National Society of Black Physicists

1-Mar-07 6:00 AM  CST

Peter Delfyett to Lead National Society of Black Physicists 

  Peter Delfyett, a University of Central Florida professor of optics, physics and electrical and computer engineering, has been named president-elect of the National Society of Black Physicists.

The society, which is celebrating its 30th anniversary, promotes the professional development of African-American physicists within the international science community and in society. The organization also seeks to develop and support efforts to increase opportunities for African-Americans in physics and to increase the visibility of their scientific work.

Delfyett will serve as the society’s president-elect for one year and then as president for two years. He was selected during the society’s annual conference Feb. 20 to 25 in Boston .

Delfyett, who has taught at UCF for 13 years, holds a University Trustee Chair in the Center for Research and Education in Optics and Lasers, or CREOL, at the College of Optics and Photonics. He has served as editor-in-chief of the Institute of Electrical and Electronics Engineers Journal of Selected Topics in Quantum Electronics. He is a fellow of the Optical Society of America.

·····

Answer these from the announcement about Peter Delfyett:
(a) Which anniversary is the society celebrating?
(b) In what city was the society's annual conference held?
(c) For how many years has Delfyett taught at UCF?

·····

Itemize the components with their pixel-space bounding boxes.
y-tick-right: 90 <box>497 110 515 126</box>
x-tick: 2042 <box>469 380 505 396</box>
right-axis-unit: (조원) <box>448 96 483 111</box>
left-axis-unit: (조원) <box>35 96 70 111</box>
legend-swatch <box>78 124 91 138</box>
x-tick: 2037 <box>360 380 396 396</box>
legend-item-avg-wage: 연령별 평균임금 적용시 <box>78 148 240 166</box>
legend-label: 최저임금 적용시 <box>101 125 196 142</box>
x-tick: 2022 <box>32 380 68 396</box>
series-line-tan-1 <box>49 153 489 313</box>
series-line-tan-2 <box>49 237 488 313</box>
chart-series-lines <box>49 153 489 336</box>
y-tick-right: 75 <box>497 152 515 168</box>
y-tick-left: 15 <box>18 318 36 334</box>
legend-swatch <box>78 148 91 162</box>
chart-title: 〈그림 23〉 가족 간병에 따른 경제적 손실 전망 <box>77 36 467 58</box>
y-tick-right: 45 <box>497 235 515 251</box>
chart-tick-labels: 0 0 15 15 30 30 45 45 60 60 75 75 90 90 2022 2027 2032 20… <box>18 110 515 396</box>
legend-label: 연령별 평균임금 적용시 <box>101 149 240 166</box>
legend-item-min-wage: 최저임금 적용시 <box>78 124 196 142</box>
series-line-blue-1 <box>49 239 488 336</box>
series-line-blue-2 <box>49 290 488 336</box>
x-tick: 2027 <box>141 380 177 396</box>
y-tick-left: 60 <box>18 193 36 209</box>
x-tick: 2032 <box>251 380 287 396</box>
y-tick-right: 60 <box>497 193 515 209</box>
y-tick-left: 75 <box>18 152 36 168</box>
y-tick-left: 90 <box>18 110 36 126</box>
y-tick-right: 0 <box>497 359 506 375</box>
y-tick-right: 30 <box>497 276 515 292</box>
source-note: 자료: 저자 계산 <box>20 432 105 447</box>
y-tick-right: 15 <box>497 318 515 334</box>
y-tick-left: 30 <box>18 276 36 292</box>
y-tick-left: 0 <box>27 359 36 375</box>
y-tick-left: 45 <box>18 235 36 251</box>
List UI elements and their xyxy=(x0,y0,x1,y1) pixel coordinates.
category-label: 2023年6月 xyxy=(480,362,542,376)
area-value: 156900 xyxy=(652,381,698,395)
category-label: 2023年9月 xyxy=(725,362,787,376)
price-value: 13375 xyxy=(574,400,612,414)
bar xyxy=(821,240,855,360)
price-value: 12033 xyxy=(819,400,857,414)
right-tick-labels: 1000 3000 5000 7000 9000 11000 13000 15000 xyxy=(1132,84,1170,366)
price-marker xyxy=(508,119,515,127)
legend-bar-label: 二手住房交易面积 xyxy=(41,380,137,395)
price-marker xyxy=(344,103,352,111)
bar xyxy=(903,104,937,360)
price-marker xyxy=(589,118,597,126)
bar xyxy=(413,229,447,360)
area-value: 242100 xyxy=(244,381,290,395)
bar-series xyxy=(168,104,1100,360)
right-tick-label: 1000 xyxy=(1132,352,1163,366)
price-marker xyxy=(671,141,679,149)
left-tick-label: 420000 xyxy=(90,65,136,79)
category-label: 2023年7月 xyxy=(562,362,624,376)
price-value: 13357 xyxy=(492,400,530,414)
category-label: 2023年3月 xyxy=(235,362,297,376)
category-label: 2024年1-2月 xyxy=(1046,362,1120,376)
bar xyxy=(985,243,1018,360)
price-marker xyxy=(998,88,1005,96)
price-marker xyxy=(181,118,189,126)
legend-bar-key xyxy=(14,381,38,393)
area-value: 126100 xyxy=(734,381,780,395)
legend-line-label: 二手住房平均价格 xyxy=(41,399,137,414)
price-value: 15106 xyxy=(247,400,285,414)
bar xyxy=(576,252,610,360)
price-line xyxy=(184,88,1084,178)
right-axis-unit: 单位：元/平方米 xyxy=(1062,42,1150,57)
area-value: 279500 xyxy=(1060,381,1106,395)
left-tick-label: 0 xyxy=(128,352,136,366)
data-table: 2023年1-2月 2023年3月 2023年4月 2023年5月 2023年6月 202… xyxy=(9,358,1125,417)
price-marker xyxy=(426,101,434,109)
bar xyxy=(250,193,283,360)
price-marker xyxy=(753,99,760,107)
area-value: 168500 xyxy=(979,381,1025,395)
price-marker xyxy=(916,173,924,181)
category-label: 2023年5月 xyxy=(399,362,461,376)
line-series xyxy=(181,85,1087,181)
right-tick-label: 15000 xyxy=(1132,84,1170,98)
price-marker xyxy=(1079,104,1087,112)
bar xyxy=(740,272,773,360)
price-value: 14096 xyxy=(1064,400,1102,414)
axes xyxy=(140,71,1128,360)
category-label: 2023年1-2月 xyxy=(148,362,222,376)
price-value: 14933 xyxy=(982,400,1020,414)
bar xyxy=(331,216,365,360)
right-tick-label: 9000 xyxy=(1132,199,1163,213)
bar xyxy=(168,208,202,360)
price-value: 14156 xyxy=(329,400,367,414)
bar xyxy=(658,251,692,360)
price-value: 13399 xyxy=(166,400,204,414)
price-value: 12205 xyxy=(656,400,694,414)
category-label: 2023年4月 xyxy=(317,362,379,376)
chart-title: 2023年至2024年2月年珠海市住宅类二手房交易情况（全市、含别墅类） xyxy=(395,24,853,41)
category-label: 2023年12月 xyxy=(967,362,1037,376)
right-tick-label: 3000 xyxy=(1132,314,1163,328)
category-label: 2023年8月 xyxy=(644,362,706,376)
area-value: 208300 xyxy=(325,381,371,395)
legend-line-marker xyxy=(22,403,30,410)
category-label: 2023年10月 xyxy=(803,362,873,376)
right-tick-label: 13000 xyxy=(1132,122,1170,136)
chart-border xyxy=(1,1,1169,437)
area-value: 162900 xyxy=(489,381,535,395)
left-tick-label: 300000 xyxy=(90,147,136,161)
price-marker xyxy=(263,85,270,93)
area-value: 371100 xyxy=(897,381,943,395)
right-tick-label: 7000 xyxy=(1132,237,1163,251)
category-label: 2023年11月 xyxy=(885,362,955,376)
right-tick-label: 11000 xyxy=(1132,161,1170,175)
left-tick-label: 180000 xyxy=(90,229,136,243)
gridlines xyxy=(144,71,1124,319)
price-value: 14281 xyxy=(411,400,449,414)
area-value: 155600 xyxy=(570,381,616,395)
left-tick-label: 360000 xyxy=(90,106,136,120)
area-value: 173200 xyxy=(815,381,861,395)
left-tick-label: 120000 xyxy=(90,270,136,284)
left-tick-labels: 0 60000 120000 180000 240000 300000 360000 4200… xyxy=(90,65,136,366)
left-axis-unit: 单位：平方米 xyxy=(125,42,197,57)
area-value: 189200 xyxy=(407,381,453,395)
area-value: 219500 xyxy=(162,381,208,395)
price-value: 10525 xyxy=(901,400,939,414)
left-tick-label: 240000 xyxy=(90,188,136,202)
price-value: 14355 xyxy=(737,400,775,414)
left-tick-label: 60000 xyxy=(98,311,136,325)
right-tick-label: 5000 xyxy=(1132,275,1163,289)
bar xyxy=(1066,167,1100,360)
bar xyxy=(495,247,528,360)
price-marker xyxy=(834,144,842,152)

·····

Written response –
(a) Its 30th anniversary.
(b) Boston.
(c) 13 years.